■ **SOURCE DATA**:
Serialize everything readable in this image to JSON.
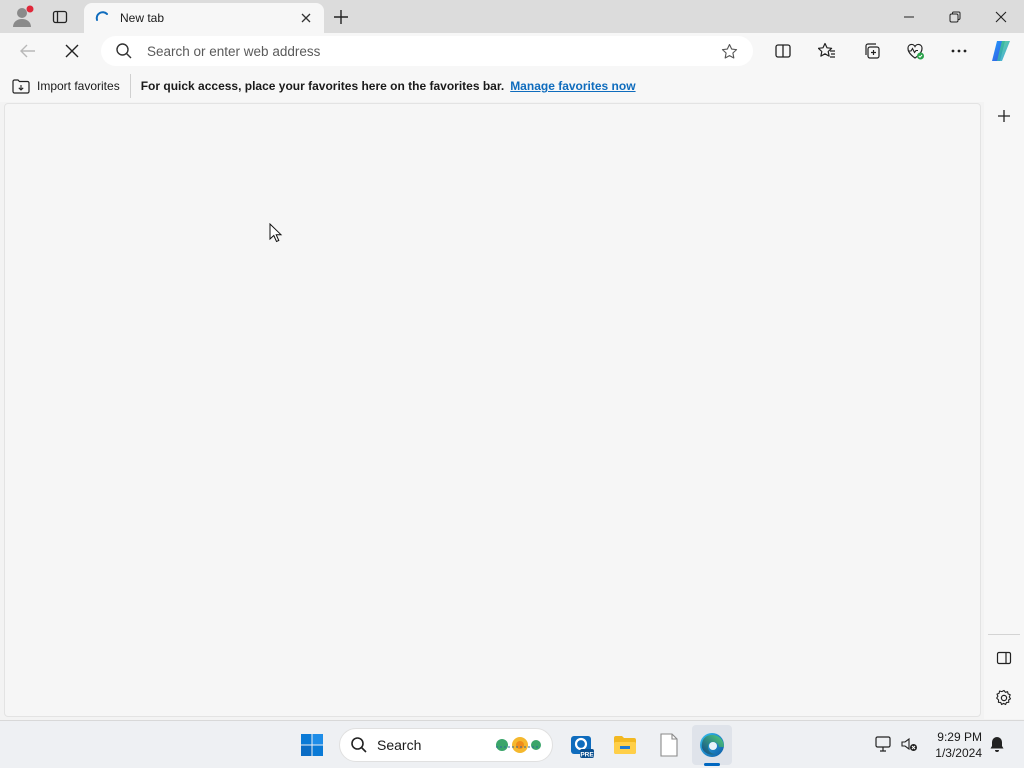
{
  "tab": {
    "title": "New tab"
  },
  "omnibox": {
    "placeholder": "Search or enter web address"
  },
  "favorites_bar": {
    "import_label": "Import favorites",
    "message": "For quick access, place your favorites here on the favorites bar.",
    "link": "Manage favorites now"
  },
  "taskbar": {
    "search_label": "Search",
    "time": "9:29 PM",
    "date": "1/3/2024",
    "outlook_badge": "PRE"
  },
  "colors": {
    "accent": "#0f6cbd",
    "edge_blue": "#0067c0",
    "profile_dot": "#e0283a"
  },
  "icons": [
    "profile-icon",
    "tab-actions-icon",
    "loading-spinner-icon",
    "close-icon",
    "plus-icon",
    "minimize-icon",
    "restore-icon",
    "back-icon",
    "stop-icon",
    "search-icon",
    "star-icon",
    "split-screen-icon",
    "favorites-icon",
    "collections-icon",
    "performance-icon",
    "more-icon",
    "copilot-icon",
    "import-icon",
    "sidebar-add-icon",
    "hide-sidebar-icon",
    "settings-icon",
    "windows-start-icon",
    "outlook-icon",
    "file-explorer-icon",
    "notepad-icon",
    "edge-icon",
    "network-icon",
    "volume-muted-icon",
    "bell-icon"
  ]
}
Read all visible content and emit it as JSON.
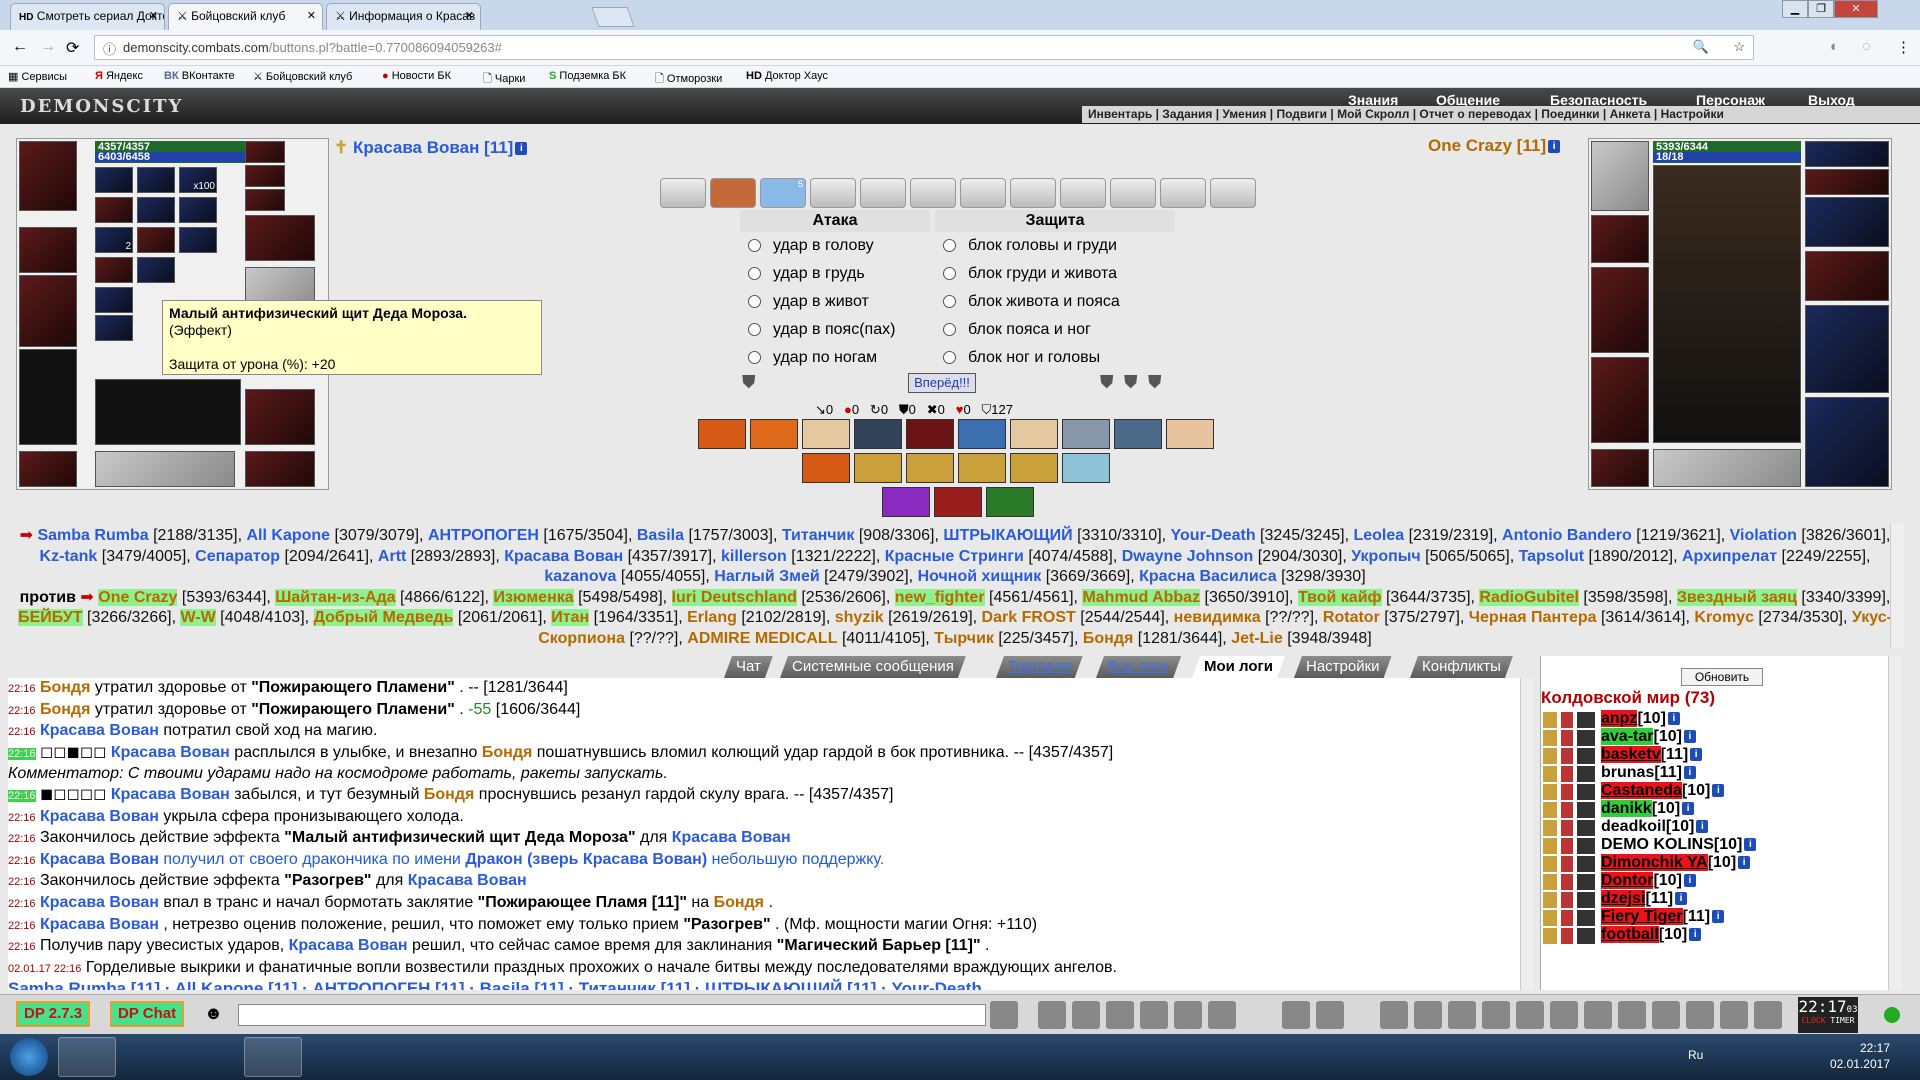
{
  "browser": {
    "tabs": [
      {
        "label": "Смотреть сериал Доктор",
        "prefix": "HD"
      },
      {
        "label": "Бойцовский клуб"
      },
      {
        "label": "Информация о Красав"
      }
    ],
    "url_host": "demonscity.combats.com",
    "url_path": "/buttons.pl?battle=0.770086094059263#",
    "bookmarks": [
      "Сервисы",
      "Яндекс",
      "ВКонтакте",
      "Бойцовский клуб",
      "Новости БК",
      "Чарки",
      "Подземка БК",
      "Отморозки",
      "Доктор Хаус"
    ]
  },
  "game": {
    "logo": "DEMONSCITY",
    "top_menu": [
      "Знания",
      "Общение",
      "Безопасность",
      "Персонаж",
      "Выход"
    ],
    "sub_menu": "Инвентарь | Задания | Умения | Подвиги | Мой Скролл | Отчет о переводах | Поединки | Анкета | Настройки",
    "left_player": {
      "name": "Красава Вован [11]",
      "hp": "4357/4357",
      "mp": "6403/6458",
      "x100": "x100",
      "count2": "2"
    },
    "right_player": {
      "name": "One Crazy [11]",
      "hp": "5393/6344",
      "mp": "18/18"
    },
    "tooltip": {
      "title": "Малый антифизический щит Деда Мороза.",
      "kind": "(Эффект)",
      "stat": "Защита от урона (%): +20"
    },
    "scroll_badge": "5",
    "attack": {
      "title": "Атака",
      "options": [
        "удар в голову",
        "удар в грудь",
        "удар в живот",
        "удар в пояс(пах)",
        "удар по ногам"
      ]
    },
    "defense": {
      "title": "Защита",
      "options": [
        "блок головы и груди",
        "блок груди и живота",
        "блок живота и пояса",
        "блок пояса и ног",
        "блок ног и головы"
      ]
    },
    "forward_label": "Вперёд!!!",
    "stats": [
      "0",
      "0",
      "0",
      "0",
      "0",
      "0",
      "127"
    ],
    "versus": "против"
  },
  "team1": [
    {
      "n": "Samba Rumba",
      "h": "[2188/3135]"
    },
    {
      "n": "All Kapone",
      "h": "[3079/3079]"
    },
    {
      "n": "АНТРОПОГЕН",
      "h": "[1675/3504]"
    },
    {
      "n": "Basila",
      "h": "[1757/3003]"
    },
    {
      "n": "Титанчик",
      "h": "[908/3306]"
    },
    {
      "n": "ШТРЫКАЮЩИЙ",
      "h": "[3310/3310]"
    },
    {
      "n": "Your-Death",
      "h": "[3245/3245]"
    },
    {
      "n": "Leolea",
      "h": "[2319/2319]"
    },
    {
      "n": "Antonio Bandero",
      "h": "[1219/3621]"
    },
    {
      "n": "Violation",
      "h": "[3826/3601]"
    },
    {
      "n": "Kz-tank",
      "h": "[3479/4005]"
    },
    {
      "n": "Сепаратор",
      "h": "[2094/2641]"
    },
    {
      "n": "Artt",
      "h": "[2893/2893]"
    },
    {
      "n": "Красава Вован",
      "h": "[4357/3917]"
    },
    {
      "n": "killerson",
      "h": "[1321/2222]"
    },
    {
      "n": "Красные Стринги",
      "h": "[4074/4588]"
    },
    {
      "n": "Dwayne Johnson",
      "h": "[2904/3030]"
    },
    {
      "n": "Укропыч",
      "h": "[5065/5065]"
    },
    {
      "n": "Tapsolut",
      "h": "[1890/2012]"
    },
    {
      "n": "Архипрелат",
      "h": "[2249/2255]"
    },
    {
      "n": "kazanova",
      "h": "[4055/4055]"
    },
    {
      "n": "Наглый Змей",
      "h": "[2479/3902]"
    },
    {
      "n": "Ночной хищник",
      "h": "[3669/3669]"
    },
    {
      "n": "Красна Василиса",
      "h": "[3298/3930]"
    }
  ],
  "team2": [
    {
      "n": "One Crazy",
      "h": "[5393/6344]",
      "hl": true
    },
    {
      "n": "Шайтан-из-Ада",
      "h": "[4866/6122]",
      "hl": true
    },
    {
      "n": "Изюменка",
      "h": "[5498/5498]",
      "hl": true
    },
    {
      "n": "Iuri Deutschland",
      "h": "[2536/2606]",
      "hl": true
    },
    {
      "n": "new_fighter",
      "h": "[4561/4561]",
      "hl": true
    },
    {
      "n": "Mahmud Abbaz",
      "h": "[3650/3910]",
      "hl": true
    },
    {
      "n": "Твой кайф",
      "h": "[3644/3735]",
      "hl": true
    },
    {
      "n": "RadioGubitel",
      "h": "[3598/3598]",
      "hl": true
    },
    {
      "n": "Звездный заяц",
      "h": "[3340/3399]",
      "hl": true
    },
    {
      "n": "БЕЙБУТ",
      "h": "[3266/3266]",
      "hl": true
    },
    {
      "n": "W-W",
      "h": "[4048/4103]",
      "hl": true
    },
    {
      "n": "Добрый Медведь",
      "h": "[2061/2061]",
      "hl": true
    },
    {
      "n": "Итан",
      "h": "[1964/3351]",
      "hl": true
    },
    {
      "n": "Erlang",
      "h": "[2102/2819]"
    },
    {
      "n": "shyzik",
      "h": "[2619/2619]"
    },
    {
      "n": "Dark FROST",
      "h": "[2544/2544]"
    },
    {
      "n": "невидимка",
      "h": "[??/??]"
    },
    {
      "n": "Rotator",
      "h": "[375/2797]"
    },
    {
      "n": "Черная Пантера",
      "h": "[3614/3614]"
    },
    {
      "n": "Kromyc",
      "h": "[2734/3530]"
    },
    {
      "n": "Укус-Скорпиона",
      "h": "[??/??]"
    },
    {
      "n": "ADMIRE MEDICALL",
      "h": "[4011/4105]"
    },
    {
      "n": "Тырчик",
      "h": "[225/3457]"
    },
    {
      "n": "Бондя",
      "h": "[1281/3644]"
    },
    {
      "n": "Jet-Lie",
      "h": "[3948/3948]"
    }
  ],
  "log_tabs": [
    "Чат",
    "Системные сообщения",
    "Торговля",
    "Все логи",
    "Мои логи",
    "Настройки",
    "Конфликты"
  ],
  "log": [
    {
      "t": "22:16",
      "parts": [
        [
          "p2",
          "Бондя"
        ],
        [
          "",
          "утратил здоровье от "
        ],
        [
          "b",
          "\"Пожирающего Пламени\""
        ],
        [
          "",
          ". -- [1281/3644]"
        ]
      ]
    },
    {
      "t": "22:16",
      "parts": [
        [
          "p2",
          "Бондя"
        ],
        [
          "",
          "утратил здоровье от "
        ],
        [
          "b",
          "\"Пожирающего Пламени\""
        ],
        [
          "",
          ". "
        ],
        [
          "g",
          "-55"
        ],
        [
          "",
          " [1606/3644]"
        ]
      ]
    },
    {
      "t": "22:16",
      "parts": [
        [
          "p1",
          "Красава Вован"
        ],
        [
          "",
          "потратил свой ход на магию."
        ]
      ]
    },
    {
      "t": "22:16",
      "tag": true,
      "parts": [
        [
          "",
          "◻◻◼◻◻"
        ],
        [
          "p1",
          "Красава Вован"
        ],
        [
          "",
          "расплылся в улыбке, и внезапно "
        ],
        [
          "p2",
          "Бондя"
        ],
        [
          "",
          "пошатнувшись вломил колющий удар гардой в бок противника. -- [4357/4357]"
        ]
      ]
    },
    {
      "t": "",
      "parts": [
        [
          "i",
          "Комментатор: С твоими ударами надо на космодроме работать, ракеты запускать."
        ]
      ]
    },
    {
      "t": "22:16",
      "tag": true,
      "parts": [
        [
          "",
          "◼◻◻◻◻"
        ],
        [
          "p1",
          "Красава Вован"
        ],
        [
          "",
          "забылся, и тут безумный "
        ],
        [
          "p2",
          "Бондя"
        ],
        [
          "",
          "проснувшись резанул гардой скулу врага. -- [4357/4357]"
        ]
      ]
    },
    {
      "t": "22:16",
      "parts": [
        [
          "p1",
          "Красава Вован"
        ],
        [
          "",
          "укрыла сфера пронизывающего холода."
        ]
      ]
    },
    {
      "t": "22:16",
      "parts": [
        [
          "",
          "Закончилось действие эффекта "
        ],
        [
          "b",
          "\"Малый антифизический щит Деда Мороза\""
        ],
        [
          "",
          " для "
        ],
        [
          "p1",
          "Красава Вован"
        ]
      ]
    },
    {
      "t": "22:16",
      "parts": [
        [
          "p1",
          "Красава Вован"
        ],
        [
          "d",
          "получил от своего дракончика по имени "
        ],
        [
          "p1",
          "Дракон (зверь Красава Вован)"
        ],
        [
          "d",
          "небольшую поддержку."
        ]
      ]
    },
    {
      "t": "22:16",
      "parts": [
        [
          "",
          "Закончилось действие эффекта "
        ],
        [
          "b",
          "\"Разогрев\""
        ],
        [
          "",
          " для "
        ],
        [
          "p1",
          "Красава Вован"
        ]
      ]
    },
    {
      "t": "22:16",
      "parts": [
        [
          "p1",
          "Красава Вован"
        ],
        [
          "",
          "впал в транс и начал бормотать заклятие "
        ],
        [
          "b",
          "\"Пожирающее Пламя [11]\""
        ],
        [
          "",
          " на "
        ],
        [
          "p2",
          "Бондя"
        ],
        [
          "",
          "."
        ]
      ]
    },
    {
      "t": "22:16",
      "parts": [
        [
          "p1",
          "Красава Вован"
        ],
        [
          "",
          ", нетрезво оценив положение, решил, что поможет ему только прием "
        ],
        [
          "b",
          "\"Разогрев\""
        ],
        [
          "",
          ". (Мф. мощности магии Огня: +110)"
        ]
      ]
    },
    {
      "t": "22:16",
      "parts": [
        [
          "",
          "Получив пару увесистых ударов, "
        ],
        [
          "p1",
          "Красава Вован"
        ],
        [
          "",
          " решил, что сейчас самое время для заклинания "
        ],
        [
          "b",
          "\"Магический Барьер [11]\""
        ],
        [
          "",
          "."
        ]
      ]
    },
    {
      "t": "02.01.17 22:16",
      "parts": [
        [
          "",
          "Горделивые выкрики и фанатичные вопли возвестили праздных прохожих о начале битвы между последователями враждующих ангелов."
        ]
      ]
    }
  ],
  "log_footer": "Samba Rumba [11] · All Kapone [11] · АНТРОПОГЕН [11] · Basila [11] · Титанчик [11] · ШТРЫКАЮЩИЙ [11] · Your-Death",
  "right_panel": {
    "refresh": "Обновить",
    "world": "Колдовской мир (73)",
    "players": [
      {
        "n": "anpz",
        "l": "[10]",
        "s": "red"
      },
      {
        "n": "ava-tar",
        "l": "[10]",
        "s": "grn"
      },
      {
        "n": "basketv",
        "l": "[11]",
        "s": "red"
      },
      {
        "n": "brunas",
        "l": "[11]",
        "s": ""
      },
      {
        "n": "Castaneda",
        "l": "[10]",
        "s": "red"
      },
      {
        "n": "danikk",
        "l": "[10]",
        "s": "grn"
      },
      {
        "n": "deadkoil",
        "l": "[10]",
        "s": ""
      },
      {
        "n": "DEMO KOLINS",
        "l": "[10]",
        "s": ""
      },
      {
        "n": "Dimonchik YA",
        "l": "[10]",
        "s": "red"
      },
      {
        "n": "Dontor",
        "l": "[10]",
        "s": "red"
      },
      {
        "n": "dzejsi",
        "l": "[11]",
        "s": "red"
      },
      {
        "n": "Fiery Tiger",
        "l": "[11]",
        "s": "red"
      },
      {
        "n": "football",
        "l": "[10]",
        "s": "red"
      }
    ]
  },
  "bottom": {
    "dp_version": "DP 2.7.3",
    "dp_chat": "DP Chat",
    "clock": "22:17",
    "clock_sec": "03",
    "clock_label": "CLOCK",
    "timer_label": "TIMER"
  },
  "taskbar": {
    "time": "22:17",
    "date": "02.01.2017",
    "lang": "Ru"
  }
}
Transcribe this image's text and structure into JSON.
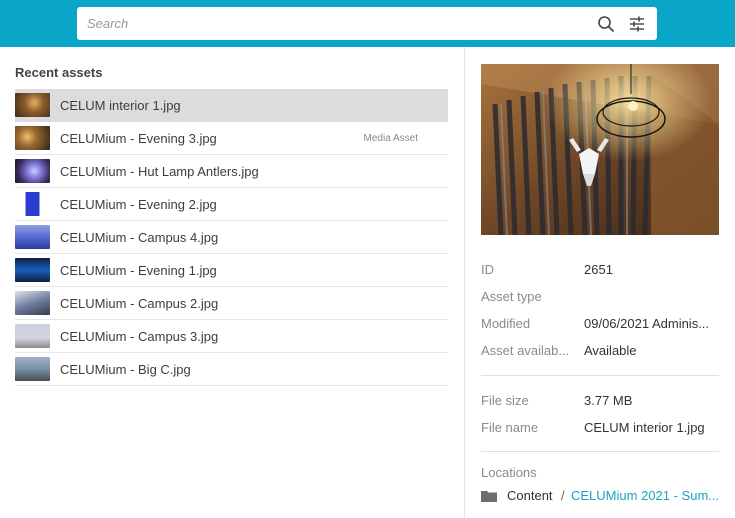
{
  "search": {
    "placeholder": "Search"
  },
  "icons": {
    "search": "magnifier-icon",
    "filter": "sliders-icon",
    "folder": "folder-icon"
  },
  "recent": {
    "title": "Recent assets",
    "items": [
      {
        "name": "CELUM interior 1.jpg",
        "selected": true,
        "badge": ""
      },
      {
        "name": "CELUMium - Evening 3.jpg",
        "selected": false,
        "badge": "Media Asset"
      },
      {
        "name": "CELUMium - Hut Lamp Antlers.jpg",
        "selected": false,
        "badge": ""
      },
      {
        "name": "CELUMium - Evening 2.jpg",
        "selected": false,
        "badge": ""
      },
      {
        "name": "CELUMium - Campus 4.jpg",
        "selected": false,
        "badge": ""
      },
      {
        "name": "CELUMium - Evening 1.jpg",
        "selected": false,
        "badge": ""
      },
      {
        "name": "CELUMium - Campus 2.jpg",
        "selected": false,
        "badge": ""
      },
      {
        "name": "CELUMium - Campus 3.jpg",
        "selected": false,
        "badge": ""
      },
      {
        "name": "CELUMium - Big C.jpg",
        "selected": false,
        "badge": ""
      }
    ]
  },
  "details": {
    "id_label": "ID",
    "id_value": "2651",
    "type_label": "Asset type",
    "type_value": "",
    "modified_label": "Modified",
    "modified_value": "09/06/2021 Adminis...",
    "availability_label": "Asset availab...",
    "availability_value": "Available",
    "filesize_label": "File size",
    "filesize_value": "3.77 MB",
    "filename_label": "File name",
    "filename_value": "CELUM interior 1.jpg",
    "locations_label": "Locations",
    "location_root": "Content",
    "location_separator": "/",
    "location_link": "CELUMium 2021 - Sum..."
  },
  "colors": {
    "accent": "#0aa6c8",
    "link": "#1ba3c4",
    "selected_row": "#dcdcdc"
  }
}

■ **AIM**:
Copy every line of the data that holds the string "Evening".

■ **EXERCISE OUTPUT**:
        "name": "CELUMium - Evening 3.jpg",
        "name": "CELUMium - Evening 2.jpg",
        "name": "CELUMium - Evening 1.jpg",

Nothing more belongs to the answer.